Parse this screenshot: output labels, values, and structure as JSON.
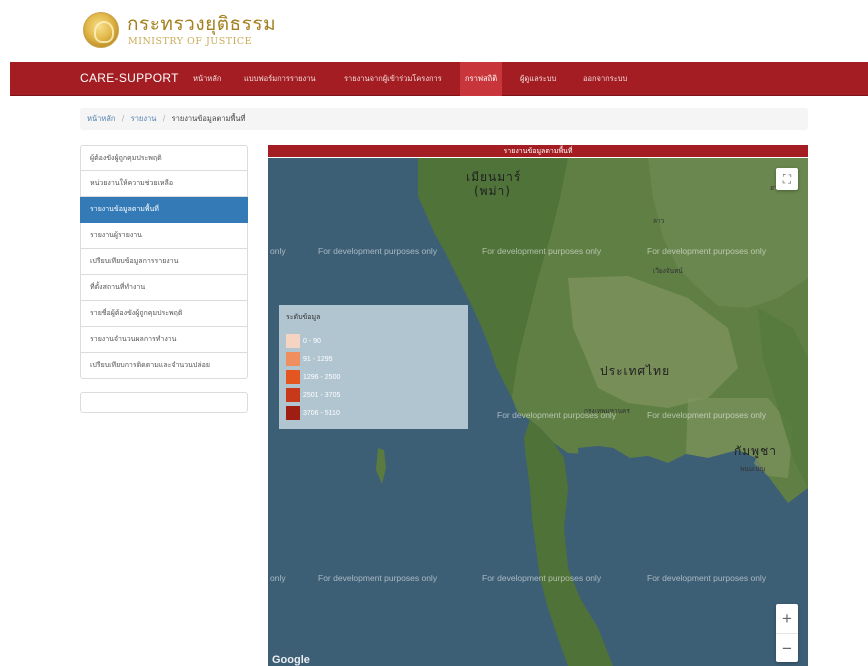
{
  "header": {
    "logo_th": "กระทรวงยุติธรรม",
    "logo_en": "MINISTRY OF JUSTICE"
  },
  "navbar": {
    "brand": "CARE-SUPPORT",
    "items": [
      {
        "label": "หน้าหลัก"
      },
      {
        "label": "แบบฟอร์มการรายงาน"
      },
      {
        "label": "รายงานจากผู้เข้าร่วมโครงการ"
      },
      {
        "label": "กราฟสถิติ",
        "active": true
      },
      {
        "label": "ผู้ดูแลระบบ"
      },
      {
        "label": "ออกจากระบบ"
      }
    ]
  },
  "breadcrumb": {
    "home": "หน้าหลัก",
    "section": "รายงาน",
    "current": "รายงานข้อมูลตามพื้นที่"
  },
  "sidebar": {
    "items": [
      {
        "label": "ผู้ต้องขังผู้ถูกคุมประพฤติ"
      },
      {
        "label": "หน่วยงานให้ความช่วยเหลือ"
      },
      {
        "label": "รายงานข้อมูลตามพื้นที่",
        "active": true
      },
      {
        "label": "รายงานผู้รายงาน"
      },
      {
        "label": "เปรียบเทียบข้อมูลการรายงาน"
      },
      {
        "label": "ที่ตั้งสถานที่ทำงาน"
      },
      {
        "label": "รายชื่อผู้ต้องขังผู้ถูกคุมประพฤติ"
      },
      {
        "label": "รายงานจำนวนผลการทำงาน"
      },
      {
        "label": "เปรียบเทียบการติดตามและจำนวนปล่อย"
      }
    ]
  },
  "map": {
    "title": "รายงานข้อมูลตามพื้นที่",
    "watermark": "For development purposes only",
    "watermark_short": "only",
    "labels": {
      "myanmar": "เมียนมาร์",
      "myanmar_sub": "(พม่า)",
      "thailand": "ประเทศไทย",
      "cambodia": "กัมพูชา",
      "bangkok": "กรุงเทพมหานคร",
      "laos": "ลาว",
      "vientiane": "เวียงจันทน์",
      "hanoi": "ฮานอย",
      "phnom_penh": "พนมเปญ"
    },
    "zoom_in": "+",
    "zoom_out": "−",
    "fullscreen_icon": "⛶",
    "google": "Google"
  },
  "legend": {
    "title": "ระดับข้อมูล",
    "items": [
      {
        "label": "0 - 90",
        "color": "#f6d4c2"
      },
      {
        "label": "91 - 1295",
        "color": "#ef8f5f"
      },
      {
        "label": "1296 - 2500",
        "color": "#e3561f"
      },
      {
        "label": "2501 - 3705",
        "color": "#c8381a"
      },
      {
        "label": "3706 - 5110",
        "color": "#9e1e14"
      }
    ]
  }
}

══════════

Goal of the exercise: Copy out the whole listing exactly, and don't carry over any pictures.

Finished task:
Parse this screenshot: output labels, values, and structure as JSON.
{
  "header": {
    "logo_th": "กระทรวงยุติธรรม",
    "logo_en": "MINISTRY OF JUSTICE"
  },
  "navbar": {
    "brand": "CARE-SUPPORT",
    "items": [
      {
        "label": "หน้าหลัก"
      },
      {
        "label": "แบบฟอร์มการรายงาน"
      },
      {
        "label": "รายงานจากผู้เข้าร่วมโครงการ"
      },
      {
        "label": "กราฟสถิติ",
        "active": true
      },
      {
        "label": "ผู้ดูแลระบบ"
      },
      {
        "label": "ออกจากระบบ"
      }
    ]
  },
  "breadcrumb": {
    "home": "หน้าหลัก",
    "section": "รายงาน",
    "current": "รายงานข้อมูลตามพื้นที่"
  },
  "sidebar": {
    "items": [
      {
        "label": "ผู้ต้องขังผู้ถูกคุมประพฤติ"
      },
      {
        "label": "หน่วยงานให้ความช่วยเหลือ"
      },
      {
        "label": "รายงานข้อมูลตามพื้นที่",
        "active": true
      },
      {
        "label": "รายงานผู้รายงาน"
      },
      {
        "label": "เปรียบเทียบข้อมูลการรายงาน"
      },
      {
        "label": "ที่ตั้งสถานที่ทำงาน"
      },
      {
        "label": "รายชื่อผู้ต้องขังผู้ถูกคุมประพฤติ"
      },
      {
        "label": "รายงานจำนวนผลการทำงาน"
      },
      {
        "label": "เปรียบเทียบการติดตามและจำนวนปล่อย"
      }
    ]
  },
  "map": {
    "title": "รายงานข้อมูลตามพื้นที่",
    "watermark": "For development purposes only",
    "watermark_short": "only",
    "labels": {
      "myanmar": "เมียนมาร์",
      "myanmar_sub": "(พม่า)",
      "thailand": "ประเทศไทย",
      "cambodia": "กัมพูชา",
      "bangkok": "กรุงเทพมหานคร",
      "laos": "ลาว",
      "vientiane": "เวียงจันทน์",
      "hanoi": "ฮานอย",
      "phnom_penh": "พนมเปญ"
    },
    "zoom_in": "+",
    "zoom_out": "−",
    "fullscreen_icon": "⛶",
    "google": "Google"
  },
  "legend": {
    "title": "ระดับข้อมูล",
    "items": [
      {
        "label": "0 - 90",
        "color": "#f6d4c2"
      },
      {
        "label": "91 - 1295",
        "color": "#ef8f5f"
      },
      {
        "label": "1296 - 2500",
        "color": "#e3561f"
      },
      {
        "label": "2501 - 3705",
        "color": "#c8381a"
      },
      {
        "label": "3706 - 5110",
        "color": "#9e1e14"
      }
    ]
  }
}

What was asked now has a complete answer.